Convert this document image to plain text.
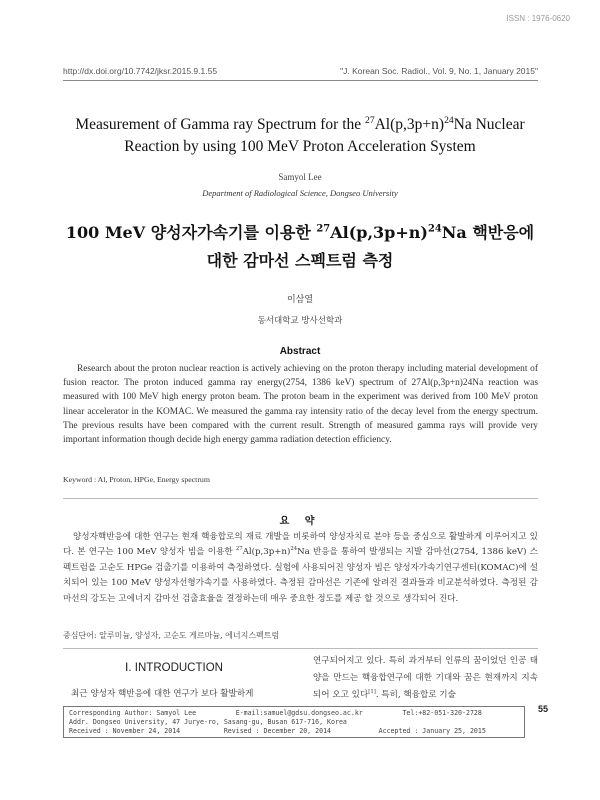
ISSN : 1976-0620
http://dx.doi.org/10.7742/jksr.2015.9.1.55	"J. Korean Soc. Radiol., Vol. 9, No. 1, January 2015"
Measurement of Gamma ray Spectrum for the $^{27}Al(p,3p+n)^{24}Na$ Nuclear
Reaction by using 100 MeV Proton Acceleration System
Samyol Lee
Department of Radiological Science, Dongseo University
100 MeV 양성자가속기를 이용한 $^{27}Al(p,3p+n)^{24}Na$ 핵반응에
대한 감마선 스펙트럼 측정
이삼열
동서대학교 방사선학과
Abstract

Research about the proton nuclear reaction is actively achieving on the proton therapy including material development of fusion reactor. The proton induced gamma ray energy(2754, 1386 keV) spectrum of 27Al(p,3p+n)24Na reaction was measured with 100 MeV high energy proton beam. The proton beam in the experiment was derived from 100 MeV proton linear accelerator in the KOMAC. We measured the gamma ray intensity ratio of the decay level from the energy spectrum. The previous results have been compared with the current result. Strength of measured gamma rays will provide very important information though decide high energy gamma radiation detection efficiency.

Keyword : Al, Proton, HPGe, Energy spectrum
요 약

양성자핵반응에 대한 연구는 현재 핵융합로의 재료 개발을 비롯하여 양성자치료 분야 등을 중심으로 활발하게 이루어지고 있다. 본 연구는 100 MeV 양성자 빔을 이용한 $^{27}Al(p,3p+n)^{24}Na$ 반응을 통하여 발생되는 지발 감마선(2754, 1386 keV) 스펙트럼을 고순도 HPGe 검출기를 이용하여 측정하였다. 실험에 사용되어진 양성자 빔은 양성자가속기연구센터(KOMAC)에 설치되어 있는 100 MeV 양성자선형가속기를 사용하였다. 측정된 감마선은 기존에 알려진 결과들과 비교분석하였다. 측정된 감마선의 강도는 고에너지 감마선 검출효율을 결정하는데 매우 중요한 정도를 제공 할 것으로 생각되어 진다.

중심단어: 알루미늄, 양성자, 고순도 게르마늄, 에너지스펙트럼
Ⅰ. INTRODUCTION

최근 양성자 핵반응에 대한 연구가 보다 활발하게

연구되어지고 있다. 특히 과거부터 인류의 꿈이었던 인공 태양을 만드는 핵융합연구에 대한 기대와 꿈은 현재까지 지속되어 오고 있다[1]. 특히, 핵융합로 기술

Corresponding Author: Samyol Lee          E-mail:samuel@gdsu.dongseo.ac.kr          Tel:+82-051-320-2728
Addr. Dongseo University, 47 Jurye-ro, Sasang-gu, Busan 617-716, Korea
Received : November 24, 2014           Revised : December 20, 2014            Accepted : January 25, 2015
55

What the task asks — Make a copy of each line that contains the string "HPGe".

Complete answer —
Keyword : Al, Proton, HPGe, Energy spectrum
양성자핵반응에 대한 연구는 현재 핵융합로의 재료 개발을 비롯하여 양성자치료 분야 등을 중심으로 활발하게 이루어지고 있다. 본 연구는 100 MeV 양성자 빔을 이용한 $^{27}Al(p,3p+n)^{24}Na$ 반응을 통하여 발생되는 지발 감마선(2754, 1386 keV) 스펙트럼을 고순도 HPGe 검출기를 이용하여 측정하였다. 실험에 사용되어진 양성자 빔은 양성자가속기연구센터(KOMAC)에 설치되어 있는 100 MeV 양성자선형가속기를 사용하였다. 측정된 감마선은 기존에 알려진 결과들과 비교분석하였다. 측정된 감마선의 강도는 고에너지 감마선 검출효율을 결정하는데 매우 중요한 정도를 제공 할 것으로 생각되어 진다.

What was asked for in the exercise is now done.